## Aim:
Count every line below that contains "Misc", then state the total with no other output.

## Available data:

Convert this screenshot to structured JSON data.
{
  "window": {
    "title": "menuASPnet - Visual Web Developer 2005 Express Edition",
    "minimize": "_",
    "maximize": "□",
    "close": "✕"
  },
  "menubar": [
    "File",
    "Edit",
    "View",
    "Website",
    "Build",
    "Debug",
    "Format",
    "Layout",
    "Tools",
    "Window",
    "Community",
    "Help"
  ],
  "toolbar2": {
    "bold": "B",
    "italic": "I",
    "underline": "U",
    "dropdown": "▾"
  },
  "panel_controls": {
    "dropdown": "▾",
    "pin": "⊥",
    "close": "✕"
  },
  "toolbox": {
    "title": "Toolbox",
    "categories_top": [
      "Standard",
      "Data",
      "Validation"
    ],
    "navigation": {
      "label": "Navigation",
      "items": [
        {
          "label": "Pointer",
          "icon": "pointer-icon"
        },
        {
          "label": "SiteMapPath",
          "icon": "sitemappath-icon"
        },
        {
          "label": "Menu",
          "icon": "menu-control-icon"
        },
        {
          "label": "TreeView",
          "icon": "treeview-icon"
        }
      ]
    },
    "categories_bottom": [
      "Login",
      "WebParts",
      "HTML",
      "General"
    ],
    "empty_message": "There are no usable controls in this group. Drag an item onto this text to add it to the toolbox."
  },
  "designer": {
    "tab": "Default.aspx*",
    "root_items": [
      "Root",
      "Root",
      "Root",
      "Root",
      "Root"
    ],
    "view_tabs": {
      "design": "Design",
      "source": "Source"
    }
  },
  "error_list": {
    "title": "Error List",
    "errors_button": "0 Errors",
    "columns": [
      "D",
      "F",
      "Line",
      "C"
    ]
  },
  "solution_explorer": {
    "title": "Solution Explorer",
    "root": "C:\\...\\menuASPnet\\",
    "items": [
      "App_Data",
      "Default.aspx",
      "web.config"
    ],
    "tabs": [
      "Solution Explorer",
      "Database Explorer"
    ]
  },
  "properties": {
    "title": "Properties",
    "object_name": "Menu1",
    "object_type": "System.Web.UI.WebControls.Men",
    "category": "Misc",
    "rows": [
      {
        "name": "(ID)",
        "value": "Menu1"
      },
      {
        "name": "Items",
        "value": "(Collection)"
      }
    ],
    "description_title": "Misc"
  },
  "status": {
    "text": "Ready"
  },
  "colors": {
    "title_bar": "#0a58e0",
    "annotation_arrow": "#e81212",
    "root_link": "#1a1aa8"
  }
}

## The answer:
2